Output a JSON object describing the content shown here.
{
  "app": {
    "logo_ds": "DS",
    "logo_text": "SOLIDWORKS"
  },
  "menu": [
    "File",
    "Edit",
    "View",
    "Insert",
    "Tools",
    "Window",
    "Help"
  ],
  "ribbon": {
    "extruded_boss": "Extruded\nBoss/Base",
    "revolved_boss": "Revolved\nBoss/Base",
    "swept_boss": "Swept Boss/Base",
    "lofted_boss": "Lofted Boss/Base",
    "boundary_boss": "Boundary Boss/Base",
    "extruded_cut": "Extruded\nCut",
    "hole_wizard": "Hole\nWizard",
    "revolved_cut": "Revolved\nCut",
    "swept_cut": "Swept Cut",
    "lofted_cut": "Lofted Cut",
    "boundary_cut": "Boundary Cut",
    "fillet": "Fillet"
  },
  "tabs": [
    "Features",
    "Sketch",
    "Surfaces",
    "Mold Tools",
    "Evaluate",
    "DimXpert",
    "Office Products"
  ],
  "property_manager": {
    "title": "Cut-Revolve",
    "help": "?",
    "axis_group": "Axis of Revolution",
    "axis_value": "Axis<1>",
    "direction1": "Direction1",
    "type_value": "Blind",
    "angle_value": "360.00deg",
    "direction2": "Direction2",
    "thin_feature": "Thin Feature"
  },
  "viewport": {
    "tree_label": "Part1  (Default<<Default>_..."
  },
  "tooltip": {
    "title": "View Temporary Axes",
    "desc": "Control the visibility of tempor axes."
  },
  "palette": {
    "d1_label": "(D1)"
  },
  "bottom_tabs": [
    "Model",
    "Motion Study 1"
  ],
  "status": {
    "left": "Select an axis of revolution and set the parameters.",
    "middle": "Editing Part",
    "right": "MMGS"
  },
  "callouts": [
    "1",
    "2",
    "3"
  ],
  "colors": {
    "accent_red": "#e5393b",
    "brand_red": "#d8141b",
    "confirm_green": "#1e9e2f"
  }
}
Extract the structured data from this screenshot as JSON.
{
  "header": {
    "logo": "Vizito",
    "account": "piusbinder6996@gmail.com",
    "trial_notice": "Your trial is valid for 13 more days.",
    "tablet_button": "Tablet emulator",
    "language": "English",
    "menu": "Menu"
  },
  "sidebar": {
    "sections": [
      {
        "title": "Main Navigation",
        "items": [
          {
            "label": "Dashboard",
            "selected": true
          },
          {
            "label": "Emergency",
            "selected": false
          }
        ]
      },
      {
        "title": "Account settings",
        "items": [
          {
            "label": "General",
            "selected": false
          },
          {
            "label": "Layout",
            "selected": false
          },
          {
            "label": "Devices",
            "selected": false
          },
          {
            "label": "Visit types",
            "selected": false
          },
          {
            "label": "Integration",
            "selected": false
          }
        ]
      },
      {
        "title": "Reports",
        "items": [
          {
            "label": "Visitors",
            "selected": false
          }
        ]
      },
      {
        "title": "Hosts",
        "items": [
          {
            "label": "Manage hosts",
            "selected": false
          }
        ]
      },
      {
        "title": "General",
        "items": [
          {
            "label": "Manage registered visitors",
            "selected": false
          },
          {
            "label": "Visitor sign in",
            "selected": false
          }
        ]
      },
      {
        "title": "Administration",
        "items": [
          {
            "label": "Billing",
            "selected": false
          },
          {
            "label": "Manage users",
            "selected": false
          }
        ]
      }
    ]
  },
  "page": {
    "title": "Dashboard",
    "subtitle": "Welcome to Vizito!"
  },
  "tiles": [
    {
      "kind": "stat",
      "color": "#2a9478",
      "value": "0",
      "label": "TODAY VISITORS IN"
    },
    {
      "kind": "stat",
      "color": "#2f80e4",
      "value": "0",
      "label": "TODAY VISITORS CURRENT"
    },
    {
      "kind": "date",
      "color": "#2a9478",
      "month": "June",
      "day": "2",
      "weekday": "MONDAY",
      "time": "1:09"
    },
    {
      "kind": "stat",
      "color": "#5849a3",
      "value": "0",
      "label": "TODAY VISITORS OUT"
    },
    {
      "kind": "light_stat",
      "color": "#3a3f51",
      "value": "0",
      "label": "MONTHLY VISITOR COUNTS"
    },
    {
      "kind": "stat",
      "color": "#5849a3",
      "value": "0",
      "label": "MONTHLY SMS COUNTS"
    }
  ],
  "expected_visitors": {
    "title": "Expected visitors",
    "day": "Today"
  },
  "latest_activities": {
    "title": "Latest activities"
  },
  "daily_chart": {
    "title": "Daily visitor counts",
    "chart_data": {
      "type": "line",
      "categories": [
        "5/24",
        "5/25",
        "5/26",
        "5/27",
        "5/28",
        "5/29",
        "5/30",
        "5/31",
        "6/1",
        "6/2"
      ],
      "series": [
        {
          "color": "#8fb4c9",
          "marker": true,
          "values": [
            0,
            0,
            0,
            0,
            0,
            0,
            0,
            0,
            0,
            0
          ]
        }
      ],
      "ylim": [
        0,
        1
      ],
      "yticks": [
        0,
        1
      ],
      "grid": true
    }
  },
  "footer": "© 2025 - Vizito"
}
============
Look over the listing. Pull out every line with the string "nBoss" in it.

    "extruded_boss": "Extruded\nBoss/Base",
    "revolved_boss": "Revolved\nBoss/Base",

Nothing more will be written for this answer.